====== Data for this task
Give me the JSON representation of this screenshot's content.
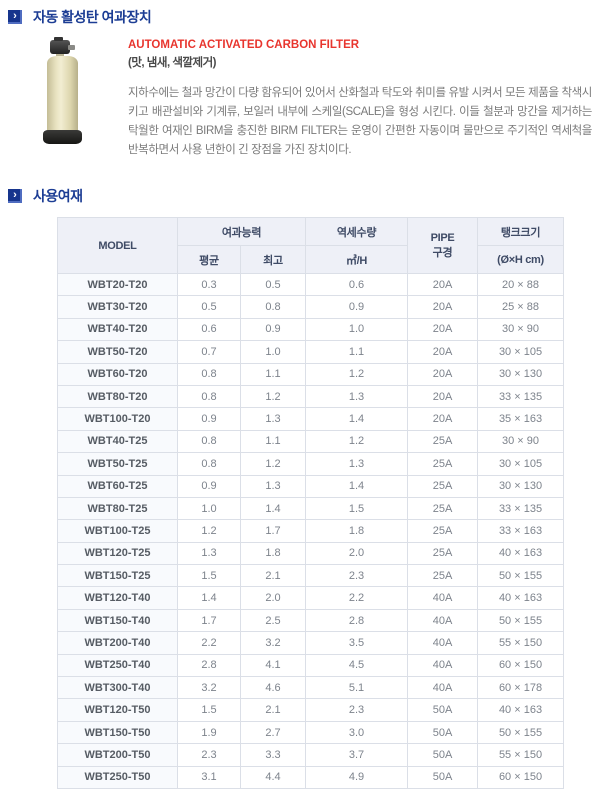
{
  "sections": {
    "title1": "자동 활성탄 여과장치",
    "title2": "사용여재",
    "bullet_glyph": "›"
  },
  "product": {
    "name_en": "AUTOMATIC ACTIVATED CARBON FILTER",
    "name_sub": "(맛, 냄새, 색깔제거)",
    "description": "지하수에는 철과 망간이 다량 함유되어 있어서 산화철과 탁도와 취미를 유발 시켜서 모든 제품을 착색시키고 배관설비와 기계류, 보일러 내부에 스케일(SCALE)을 형성 시킨다. 이들 철분과 망간을 제거하는 탁월한 여재인 BIRM을 충진한 BIRM FILTER는 운영이 간편한 자동이며 물만으로 주기적인 역세척을 반복하면서 사용 년한이 긴 장점을 가진 장치이다."
  },
  "colors": {
    "section_title_blue": "#1c3d94",
    "product_title_red": "#e8352e",
    "table_header_bg": "#eef0f7",
    "table_border": "#dbdfe7",
    "model_col_bg": "#f8fafd"
  },
  "table": {
    "headers": {
      "model": "MODEL",
      "capacity_group": "여과능력",
      "capacity_avg": "평균",
      "capacity_max": "최고",
      "backwash_group": "역세수량",
      "backwash_unit": "㎥/H",
      "pipe_line1": "PIPE",
      "pipe_line2": "구경",
      "tank_group": "탱크크기",
      "tank_unit": "(Ø×H cm)"
    },
    "rows": [
      [
        "WBT20-T20",
        "0.3",
        "0.5",
        "0.6",
        "20A",
        "20 × 88"
      ],
      [
        "WBT30-T20",
        "0.5",
        "0.8",
        "0.9",
        "20A",
        "25 × 88"
      ],
      [
        "WBT40-T20",
        "0.6",
        "0.9",
        "1.0",
        "20A",
        "30 × 90"
      ],
      [
        "WBT50-T20",
        "0.7",
        "1.0",
        "1.1",
        "20A",
        "30 × 105"
      ],
      [
        "WBT60-T20",
        "0.8",
        "1.1",
        "1.2",
        "20A",
        "30 × 130"
      ],
      [
        "WBT80-T20",
        "0.8",
        "1.2",
        "1.3",
        "20A",
        "33 × 135"
      ],
      [
        "WBT100-T20",
        "0.9",
        "1.3",
        "1.4",
        "20A",
        "35 × 163"
      ],
      [
        "WBT40-T25",
        "0.8",
        "1.1",
        "1.2",
        "25A",
        "30 × 90"
      ],
      [
        "WBT50-T25",
        "0.8",
        "1.2",
        "1.3",
        "25A",
        "30 × 105"
      ],
      [
        "WBT60-T25",
        "0.9",
        "1.3",
        "1.4",
        "25A",
        "30 × 130"
      ],
      [
        "WBT80-T25",
        "1.0",
        "1.4",
        "1.5",
        "25A",
        "33 × 135"
      ],
      [
        "WBT100-T25",
        "1.2",
        "1.7",
        "1.8",
        "25A",
        "33 × 163"
      ],
      [
        "WBT120-T25",
        "1.3",
        "1.8",
        "2.0",
        "25A",
        "40 × 163"
      ],
      [
        "WBT150-T25",
        "1.5",
        "2.1",
        "2.3",
        "25A",
        "50 × 155"
      ],
      [
        "WBT120-T40",
        "1.4",
        "2.0",
        "2.2",
        "40A",
        "40 × 163"
      ],
      [
        "WBT150-T40",
        "1.7",
        "2.5",
        "2.8",
        "40A",
        "50 × 155"
      ],
      [
        "WBT200-T40",
        "2.2",
        "3.2",
        "3.5",
        "40A",
        "55 × 150"
      ],
      [
        "WBT250-T40",
        "2.8",
        "4.1",
        "4.5",
        "40A",
        "60 × 150"
      ],
      [
        "WBT300-T40",
        "3.2",
        "4.6",
        "5.1",
        "40A",
        "60 × 178"
      ],
      [
        "WBT120-T50",
        "1.5",
        "2.1",
        "2.3",
        "50A",
        "40 × 163"
      ],
      [
        "WBT150-T50",
        "1.9",
        "2.7",
        "3.0",
        "50A",
        "50 × 155"
      ],
      [
        "WBT200-T50",
        "2.3",
        "3.3",
        "3.7",
        "50A",
        "55 × 150"
      ],
      [
        "WBT250-T50",
        "3.1",
        "4.4",
        "4.9",
        "50A",
        "60 × 150"
      ]
    ]
  }
}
============
● What the task requires:
Quote the listing above in full, except for the pictures.

● Written reply:
Give me the JSON representation of this screenshot's content.
{
  "sections": {
    "title1": "자동 활성탄 여과장치",
    "title2": "사용여재",
    "bullet_glyph": "›"
  },
  "product": {
    "name_en": "AUTOMATIC ACTIVATED CARBON FILTER",
    "name_sub": "(맛, 냄새, 색깔제거)",
    "description": "지하수에는 철과 망간이 다량 함유되어 있어서 산화철과 탁도와 취미를 유발 시켜서 모든 제품을 착색시키고 배관설비와 기계류, 보일러 내부에 스케일(SCALE)을 형성 시킨다. 이들 철분과 망간을 제거하는 탁월한 여재인 BIRM을 충진한 BIRM FILTER는 운영이 간편한 자동이며 물만으로 주기적인 역세척을 반복하면서 사용 년한이 긴 장점을 가진 장치이다."
  },
  "colors": {
    "section_title_blue": "#1c3d94",
    "product_title_red": "#e8352e",
    "table_header_bg": "#eef0f7",
    "table_border": "#dbdfe7",
    "model_col_bg": "#f8fafd"
  },
  "table": {
    "headers": {
      "model": "MODEL",
      "capacity_group": "여과능력",
      "capacity_avg": "평균",
      "capacity_max": "최고",
      "backwash_group": "역세수량",
      "backwash_unit": "㎥/H",
      "pipe_line1": "PIPE",
      "pipe_line2": "구경",
      "tank_group": "탱크크기",
      "tank_unit": "(Ø×H cm)"
    },
    "rows": [
      [
        "WBT20-T20",
        "0.3",
        "0.5",
        "0.6",
        "20A",
        "20 × 88"
      ],
      [
        "WBT30-T20",
        "0.5",
        "0.8",
        "0.9",
        "20A",
        "25 × 88"
      ],
      [
        "WBT40-T20",
        "0.6",
        "0.9",
        "1.0",
        "20A",
        "30 × 90"
      ],
      [
        "WBT50-T20",
        "0.7",
        "1.0",
        "1.1",
        "20A",
        "30 × 105"
      ],
      [
        "WBT60-T20",
        "0.8",
        "1.1",
        "1.2",
        "20A",
        "30 × 130"
      ],
      [
        "WBT80-T20",
        "0.8",
        "1.2",
        "1.3",
        "20A",
        "33 × 135"
      ],
      [
        "WBT100-T20",
        "0.9",
        "1.3",
        "1.4",
        "20A",
        "35 × 163"
      ],
      [
        "WBT40-T25",
        "0.8",
        "1.1",
        "1.2",
        "25A",
        "30 × 90"
      ],
      [
        "WBT50-T25",
        "0.8",
        "1.2",
        "1.3",
        "25A",
        "30 × 105"
      ],
      [
        "WBT60-T25",
        "0.9",
        "1.3",
        "1.4",
        "25A",
        "30 × 130"
      ],
      [
        "WBT80-T25",
        "1.0",
        "1.4",
        "1.5",
        "25A",
        "33 × 135"
      ],
      [
        "WBT100-T25",
        "1.2",
        "1.7",
        "1.8",
        "25A",
        "33 × 163"
      ],
      [
        "WBT120-T25",
        "1.3",
        "1.8",
        "2.0",
        "25A",
        "40 × 163"
      ],
      [
        "WBT150-T25",
        "1.5",
        "2.1",
        "2.3",
        "25A",
        "50 × 155"
      ],
      [
        "WBT120-T40",
        "1.4",
        "2.0",
        "2.2",
        "40A",
        "40 × 163"
      ],
      [
        "WBT150-T40",
        "1.7",
        "2.5",
        "2.8",
        "40A",
        "50 × 155"
      ],
      [
        "WBT200-T40",
        "2.2",
        "3.2",
        "3.5",
        "40A",
        "55 × 150"
      ],
      [
        "WBT250-T40",
        "2.8",
        "4.1",
        "4.5",
        "40A",
        "60 × 150"
      ],
      [
        "WBT300-T40",
        "3.2",
        "4.6",
        "5.1",
        "40A",
        "60 × 178"
      ],
      [
        "WBT120-T50",
        "1.5",
        "2.1",
        "2.3",
        "50A",
        "40 × 163"
      ],
      [
        "WBT150-T50",
        "1.9",
        "2.7",
        "3.0",
        "50A",
        "50 × 155"
      ],
      [
        "WBT200-T50",
        "2.3",
        "3.3",
        "3.7",
        "50A",
        "55 × 150"
      ],
      [
        "WBT250-T50",
        "3.1",
        "4.4",
        "4.9",
        "50A",
        "60 × 150"
      ]
    ]
  }
}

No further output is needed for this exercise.